Written problem => Report, word for word, every line of the material that contains "Airon".
————
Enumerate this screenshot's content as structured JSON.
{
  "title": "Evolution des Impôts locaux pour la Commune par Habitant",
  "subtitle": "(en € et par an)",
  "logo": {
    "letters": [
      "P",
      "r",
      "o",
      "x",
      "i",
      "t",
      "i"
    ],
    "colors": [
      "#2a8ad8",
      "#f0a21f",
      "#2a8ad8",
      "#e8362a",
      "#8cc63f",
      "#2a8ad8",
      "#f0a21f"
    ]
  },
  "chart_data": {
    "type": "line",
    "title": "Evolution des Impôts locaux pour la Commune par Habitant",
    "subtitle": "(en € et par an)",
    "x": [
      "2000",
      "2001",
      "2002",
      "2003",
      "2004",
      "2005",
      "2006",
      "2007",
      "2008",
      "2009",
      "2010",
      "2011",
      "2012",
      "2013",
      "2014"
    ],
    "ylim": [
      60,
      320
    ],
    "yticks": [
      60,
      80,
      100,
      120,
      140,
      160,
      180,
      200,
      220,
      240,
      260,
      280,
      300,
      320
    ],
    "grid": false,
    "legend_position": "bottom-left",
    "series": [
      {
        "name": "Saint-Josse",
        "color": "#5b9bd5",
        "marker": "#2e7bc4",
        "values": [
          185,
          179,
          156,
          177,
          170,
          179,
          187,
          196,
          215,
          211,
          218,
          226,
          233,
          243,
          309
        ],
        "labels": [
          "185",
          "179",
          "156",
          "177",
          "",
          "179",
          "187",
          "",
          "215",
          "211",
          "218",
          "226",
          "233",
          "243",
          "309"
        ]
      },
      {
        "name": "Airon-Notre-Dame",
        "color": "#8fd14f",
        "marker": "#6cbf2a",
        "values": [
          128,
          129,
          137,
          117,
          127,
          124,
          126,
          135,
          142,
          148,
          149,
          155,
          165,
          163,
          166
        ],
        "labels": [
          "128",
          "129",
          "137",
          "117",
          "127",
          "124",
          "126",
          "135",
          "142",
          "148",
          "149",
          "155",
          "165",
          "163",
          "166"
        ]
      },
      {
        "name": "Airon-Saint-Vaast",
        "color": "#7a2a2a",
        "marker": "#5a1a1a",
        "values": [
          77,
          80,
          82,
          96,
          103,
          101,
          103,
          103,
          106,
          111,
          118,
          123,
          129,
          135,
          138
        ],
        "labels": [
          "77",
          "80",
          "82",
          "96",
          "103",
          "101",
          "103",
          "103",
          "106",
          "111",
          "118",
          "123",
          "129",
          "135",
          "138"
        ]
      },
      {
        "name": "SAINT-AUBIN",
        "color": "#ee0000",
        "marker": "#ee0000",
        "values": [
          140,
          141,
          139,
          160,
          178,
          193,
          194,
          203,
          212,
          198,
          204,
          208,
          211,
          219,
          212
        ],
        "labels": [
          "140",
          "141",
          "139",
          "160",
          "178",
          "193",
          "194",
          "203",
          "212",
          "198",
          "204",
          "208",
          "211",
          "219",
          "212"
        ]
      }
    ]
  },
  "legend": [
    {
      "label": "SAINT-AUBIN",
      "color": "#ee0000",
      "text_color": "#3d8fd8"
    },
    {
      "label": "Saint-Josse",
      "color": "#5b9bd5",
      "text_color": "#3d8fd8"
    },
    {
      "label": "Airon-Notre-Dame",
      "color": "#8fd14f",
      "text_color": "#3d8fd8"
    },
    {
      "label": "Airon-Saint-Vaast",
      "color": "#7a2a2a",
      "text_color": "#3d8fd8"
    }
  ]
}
————
Result =>
        "name": "Airon-Notre-Dame",
        "name": "Airon-Saint-Vaast",
      "label": "Airon-Notre-Dame",
      "label": "Airon-Saint-Vaast",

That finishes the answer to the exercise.